▸ Requirement
Your answer should be a single number: the count of lines that include "труб".

▸ Records for the task
----

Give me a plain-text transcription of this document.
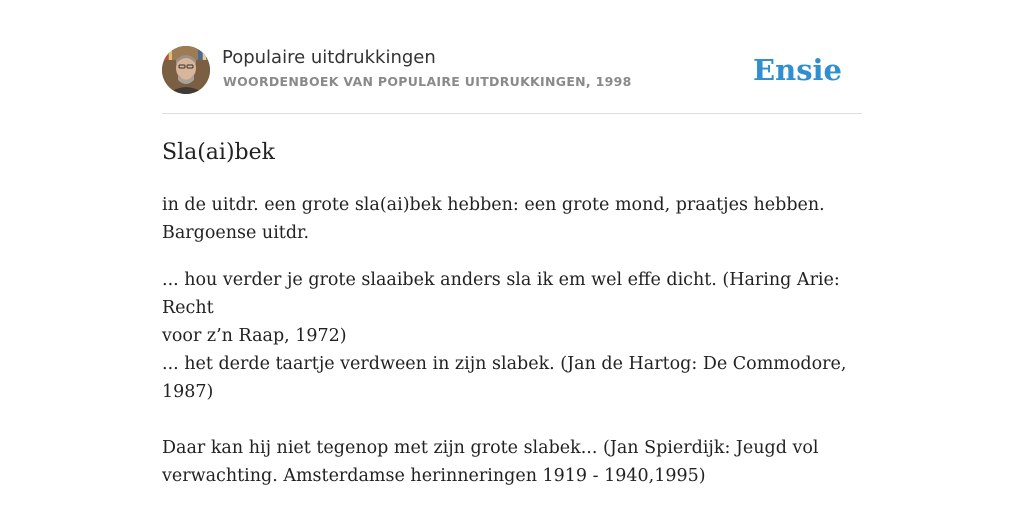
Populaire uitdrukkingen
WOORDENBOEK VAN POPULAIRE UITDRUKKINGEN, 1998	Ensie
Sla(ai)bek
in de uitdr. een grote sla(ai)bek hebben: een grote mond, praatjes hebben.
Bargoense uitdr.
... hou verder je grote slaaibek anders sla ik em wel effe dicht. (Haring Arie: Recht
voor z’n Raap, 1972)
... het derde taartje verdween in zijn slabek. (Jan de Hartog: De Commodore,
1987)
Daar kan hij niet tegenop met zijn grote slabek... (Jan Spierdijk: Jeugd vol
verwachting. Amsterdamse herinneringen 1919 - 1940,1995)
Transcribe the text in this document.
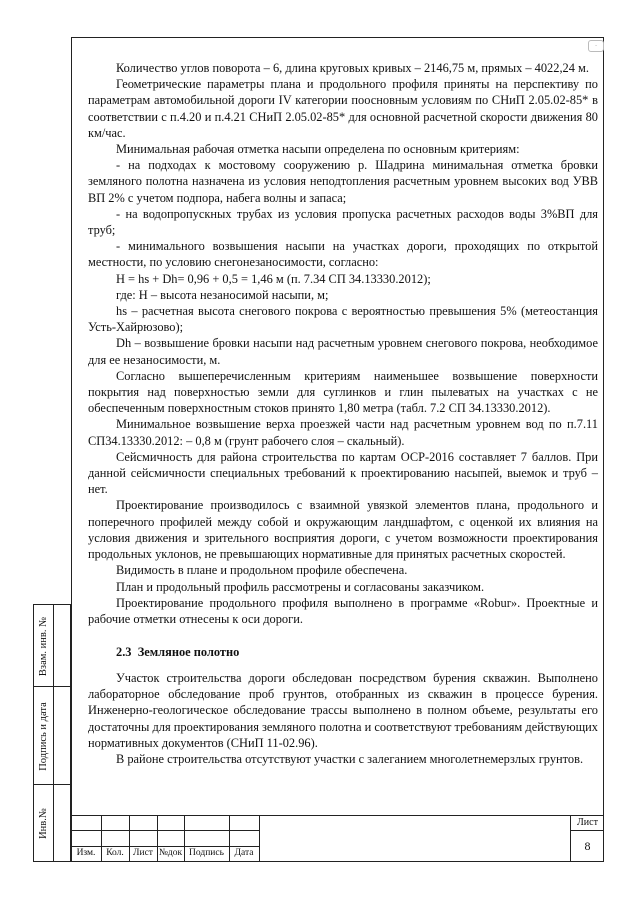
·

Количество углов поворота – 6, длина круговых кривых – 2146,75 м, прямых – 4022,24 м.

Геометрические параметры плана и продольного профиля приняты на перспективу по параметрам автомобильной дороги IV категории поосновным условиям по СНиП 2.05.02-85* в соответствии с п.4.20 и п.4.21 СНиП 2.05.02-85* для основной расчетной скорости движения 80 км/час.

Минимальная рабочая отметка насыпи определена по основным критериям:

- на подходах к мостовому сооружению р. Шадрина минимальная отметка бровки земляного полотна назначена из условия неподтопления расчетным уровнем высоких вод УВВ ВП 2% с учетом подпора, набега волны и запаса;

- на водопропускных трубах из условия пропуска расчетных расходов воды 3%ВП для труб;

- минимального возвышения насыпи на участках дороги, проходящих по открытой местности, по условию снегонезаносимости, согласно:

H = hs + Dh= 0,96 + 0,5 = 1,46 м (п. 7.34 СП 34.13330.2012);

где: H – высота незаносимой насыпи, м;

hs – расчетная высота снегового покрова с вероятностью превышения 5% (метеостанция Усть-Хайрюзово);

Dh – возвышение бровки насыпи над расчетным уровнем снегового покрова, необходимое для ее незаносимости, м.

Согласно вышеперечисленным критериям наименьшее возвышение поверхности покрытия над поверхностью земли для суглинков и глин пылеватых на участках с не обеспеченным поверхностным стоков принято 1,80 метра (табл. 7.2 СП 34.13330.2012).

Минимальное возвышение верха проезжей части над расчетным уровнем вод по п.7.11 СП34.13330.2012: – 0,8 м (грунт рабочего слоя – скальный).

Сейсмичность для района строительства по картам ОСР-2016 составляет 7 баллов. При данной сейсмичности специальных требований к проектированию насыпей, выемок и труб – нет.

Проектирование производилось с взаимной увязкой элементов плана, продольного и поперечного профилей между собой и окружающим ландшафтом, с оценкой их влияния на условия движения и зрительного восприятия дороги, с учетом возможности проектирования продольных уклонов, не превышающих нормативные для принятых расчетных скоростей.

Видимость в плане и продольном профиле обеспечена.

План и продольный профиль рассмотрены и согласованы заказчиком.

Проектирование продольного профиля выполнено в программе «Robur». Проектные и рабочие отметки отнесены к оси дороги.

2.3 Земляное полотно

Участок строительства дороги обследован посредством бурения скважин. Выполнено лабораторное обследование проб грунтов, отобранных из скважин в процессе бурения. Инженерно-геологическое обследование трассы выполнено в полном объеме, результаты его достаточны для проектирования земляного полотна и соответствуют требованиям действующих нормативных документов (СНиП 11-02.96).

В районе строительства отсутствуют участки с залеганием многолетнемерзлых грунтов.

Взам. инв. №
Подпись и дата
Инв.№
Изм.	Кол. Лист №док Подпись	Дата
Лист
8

----

▸ Exercise solution
2